◆ **Problem details**
List each line of the data that holds the string "capa".

Dataset items:
★ ★ ★
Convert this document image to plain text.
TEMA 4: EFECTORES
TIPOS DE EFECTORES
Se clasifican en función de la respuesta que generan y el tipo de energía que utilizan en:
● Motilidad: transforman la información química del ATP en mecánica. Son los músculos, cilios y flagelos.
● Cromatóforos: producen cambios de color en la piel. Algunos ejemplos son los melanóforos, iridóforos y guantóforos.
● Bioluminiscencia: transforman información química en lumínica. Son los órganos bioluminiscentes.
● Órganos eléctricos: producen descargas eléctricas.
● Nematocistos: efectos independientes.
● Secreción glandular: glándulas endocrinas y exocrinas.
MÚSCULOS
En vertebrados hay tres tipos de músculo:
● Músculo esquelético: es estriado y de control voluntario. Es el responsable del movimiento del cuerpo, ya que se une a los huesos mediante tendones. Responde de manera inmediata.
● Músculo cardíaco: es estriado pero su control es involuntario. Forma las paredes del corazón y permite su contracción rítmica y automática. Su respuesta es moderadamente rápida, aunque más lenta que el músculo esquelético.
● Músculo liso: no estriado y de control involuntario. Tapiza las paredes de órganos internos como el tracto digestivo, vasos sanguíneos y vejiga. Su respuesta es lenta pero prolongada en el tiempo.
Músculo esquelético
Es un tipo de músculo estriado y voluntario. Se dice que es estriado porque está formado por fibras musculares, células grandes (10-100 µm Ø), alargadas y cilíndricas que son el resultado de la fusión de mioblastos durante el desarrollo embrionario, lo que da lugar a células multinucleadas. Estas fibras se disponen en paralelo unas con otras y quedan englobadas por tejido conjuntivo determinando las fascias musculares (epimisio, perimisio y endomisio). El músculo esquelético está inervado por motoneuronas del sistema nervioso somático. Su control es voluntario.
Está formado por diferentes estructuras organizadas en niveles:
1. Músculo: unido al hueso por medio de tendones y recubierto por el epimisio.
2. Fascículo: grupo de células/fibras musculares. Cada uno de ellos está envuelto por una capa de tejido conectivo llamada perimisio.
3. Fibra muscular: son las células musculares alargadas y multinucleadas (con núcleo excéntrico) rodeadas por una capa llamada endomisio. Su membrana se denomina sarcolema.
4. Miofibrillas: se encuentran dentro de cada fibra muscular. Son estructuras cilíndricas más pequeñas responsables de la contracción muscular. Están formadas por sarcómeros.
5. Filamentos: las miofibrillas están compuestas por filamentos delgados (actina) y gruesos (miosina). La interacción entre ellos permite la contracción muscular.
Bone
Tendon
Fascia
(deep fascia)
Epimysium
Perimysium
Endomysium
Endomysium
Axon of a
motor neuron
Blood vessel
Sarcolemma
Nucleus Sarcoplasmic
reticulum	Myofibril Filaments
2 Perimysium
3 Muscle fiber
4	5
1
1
★ ★ ★
◆ **Reply to the task**
2. Fascículo: grupo de células/fibras musculares. Cada uno de ellos está envuelto por una capa de tejido conectivo llamada perimisio.
3. Fibra muscular: son las células musculares alargadas y multinucleadas (con núcleo excéntrico) rodeadas por una capa llamada endomisio. Su membrana se denomina sarcolema.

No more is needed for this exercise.